- _Verilen metin_:
27 Şubat 2009 Cuma

Mu'min-i kamilin alameti

Mü'min-i kâmilin alâmeti
Cuma Hutbesi



Aziz ve muhterem Müslümanlar !

Hutbemiz olgun mü'minin alâmetlerine dairdir. İnsan saray gibi bir binadır. Cenab-ı Hakk'ın antika bir sanatıdır, kudretinin mûcizesidir. O en güzel binanın temelleri, îmanın rükünleridir.

İnsanı insan eden imandır. Hakikî îman insanın kalbine girip vücudunun bütün zerrelerine yerleşince maddî ve manevî dünyasını ışıklandırır. İçi dışı îman nuruyla nurlanır. Her taraf nurlar içinde kalır.

İnsan îman nuruyla herşeyin hakikatini görmeye başlar. Herşeyin iyisine bakar. Güzel görür, güzel düşünür. Hayatından lezzet alır. Zindanda da olsa bahtiyardır. Çünkü o, îmanda ne kadar büyük bir saadet ve nimet ve ne kadar büyük bir lezzet ve rahat bulunduğunu anlamıştır.

Kâmil bir mü'min, "Eşhedü ellâ ilahe illallah" dâvasına bütün zerrâtıyla îman etmiş, zerrelerden kürelere kadar herşeyin Allah'ın birliğine delil olduğunu görmüş, okumuş, ona göre inanmıştır.

Onun îmanı tahkikidir. Hakikî îmanı elde ettiği için kâinata meydan okuyabilir bir kuvvete sahiptir. Küre-i arz bomba olup patlasa, ihtimaldir ki onu korkutmaz. Belki hârika bir kudret-i samedâniyeyi lezzetli bir hayretle seyredecektir. Olgun bir mü'min, ölümden korkmaz.

- _Görevler_:
1. Hutbeye göre şu soruları yanıtlayın:
(a) İnsanı insan eden nedir?
(b) Saraya benzetilen insan binasının temelleri nedir?
(c) Olgun bir mü'min neyden korkmaz?
2. Hutbeden bir bölümü alıntılayın: "Mü'min-i kâmilin alâmeti" sözlerinin geçtiği yerden başlayın, "temelleri, îmanın rükünleridir." sözlerinden sonra durun.
Bundan sonraki malzeme hutbeden ayrıdır.

- _Verilen bilgiler_:
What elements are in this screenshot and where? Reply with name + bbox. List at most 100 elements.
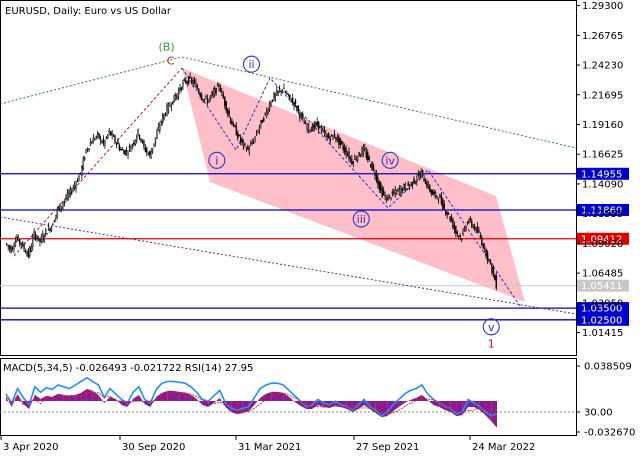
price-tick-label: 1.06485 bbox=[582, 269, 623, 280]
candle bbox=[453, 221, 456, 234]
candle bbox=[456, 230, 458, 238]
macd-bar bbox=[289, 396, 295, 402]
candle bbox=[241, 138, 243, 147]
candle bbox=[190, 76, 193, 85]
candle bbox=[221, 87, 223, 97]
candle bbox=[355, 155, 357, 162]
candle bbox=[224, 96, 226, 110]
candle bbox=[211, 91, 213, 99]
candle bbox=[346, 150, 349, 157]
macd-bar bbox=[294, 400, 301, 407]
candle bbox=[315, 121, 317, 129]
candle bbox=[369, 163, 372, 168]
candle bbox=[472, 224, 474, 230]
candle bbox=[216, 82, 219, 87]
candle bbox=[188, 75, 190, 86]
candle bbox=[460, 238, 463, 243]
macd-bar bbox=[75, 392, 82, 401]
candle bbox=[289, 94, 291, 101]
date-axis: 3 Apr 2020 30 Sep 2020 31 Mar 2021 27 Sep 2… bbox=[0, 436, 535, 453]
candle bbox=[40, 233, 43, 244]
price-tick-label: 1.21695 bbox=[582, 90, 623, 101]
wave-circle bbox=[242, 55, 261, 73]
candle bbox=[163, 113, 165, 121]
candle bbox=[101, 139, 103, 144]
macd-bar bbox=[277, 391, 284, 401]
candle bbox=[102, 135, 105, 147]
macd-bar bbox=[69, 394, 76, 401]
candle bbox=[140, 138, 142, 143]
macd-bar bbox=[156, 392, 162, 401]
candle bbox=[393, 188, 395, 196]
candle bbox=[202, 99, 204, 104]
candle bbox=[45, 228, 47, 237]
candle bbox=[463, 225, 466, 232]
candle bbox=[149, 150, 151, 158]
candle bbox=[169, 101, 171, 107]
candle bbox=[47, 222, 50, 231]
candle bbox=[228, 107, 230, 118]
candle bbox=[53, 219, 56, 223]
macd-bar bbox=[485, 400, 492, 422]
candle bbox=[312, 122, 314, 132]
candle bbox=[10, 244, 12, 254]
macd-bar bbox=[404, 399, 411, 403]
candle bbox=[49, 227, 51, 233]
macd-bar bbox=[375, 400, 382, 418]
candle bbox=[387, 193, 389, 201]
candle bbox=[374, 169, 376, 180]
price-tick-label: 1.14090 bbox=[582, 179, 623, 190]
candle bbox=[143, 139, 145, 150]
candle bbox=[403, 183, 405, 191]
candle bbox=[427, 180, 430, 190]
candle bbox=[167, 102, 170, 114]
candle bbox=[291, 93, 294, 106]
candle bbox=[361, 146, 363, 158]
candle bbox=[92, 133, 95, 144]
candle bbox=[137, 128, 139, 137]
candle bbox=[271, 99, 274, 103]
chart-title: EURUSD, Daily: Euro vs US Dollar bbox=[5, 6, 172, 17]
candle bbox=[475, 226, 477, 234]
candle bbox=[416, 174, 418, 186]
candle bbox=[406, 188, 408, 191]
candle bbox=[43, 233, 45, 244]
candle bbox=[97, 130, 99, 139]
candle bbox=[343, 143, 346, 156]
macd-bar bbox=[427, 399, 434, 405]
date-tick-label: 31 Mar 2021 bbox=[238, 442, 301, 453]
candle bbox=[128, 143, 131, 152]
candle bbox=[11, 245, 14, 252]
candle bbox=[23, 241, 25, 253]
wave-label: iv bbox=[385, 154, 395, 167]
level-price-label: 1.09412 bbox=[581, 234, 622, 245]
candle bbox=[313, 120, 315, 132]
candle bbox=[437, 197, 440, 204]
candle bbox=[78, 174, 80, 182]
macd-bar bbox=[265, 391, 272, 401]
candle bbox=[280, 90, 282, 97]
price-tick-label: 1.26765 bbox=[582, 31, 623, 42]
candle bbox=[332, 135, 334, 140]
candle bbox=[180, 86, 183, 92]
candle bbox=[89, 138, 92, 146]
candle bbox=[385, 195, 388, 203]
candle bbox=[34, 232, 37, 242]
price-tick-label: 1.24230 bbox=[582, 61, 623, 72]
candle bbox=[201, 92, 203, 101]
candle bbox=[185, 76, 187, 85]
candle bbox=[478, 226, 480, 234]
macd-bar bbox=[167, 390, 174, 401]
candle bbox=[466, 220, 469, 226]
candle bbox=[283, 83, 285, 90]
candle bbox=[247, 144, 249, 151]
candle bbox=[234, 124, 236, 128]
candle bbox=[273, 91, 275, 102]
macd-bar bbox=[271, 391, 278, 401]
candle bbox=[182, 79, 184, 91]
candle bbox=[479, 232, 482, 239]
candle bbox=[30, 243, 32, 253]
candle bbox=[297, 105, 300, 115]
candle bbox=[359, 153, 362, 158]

--

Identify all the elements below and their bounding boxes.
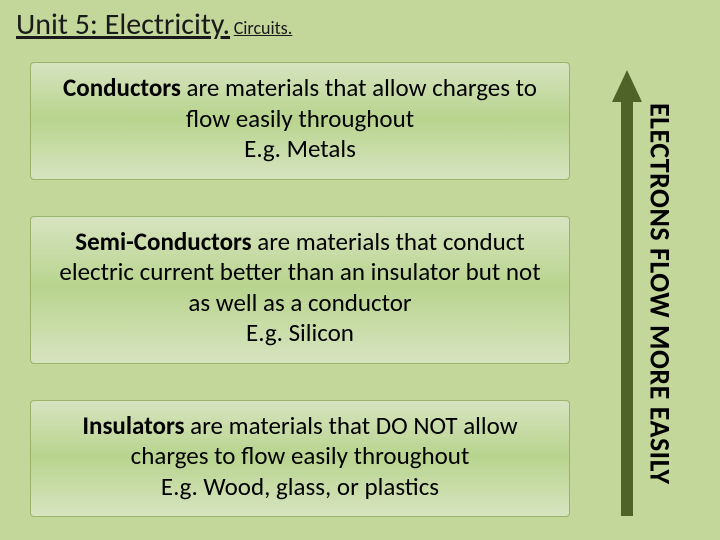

- _Yanıtlar_:
1.
(a) Îman.
(b) Îmanın rükünleri.
(c) Ölümden.

2.
Mü'min-i kâmilin alâmeti
Cuma Hutbesi



Aziz ve muhterem Müslümanlar !

Hutbemiz olgun mü'minin alâmetlerine dairdir. İnsan saray gibi bir binadır. Cenab-ı Hakk'ın antika bir sanatıdır, kudretinin mûcizesidir. O en güzel binanın temelleri, îmanın rükünleridir.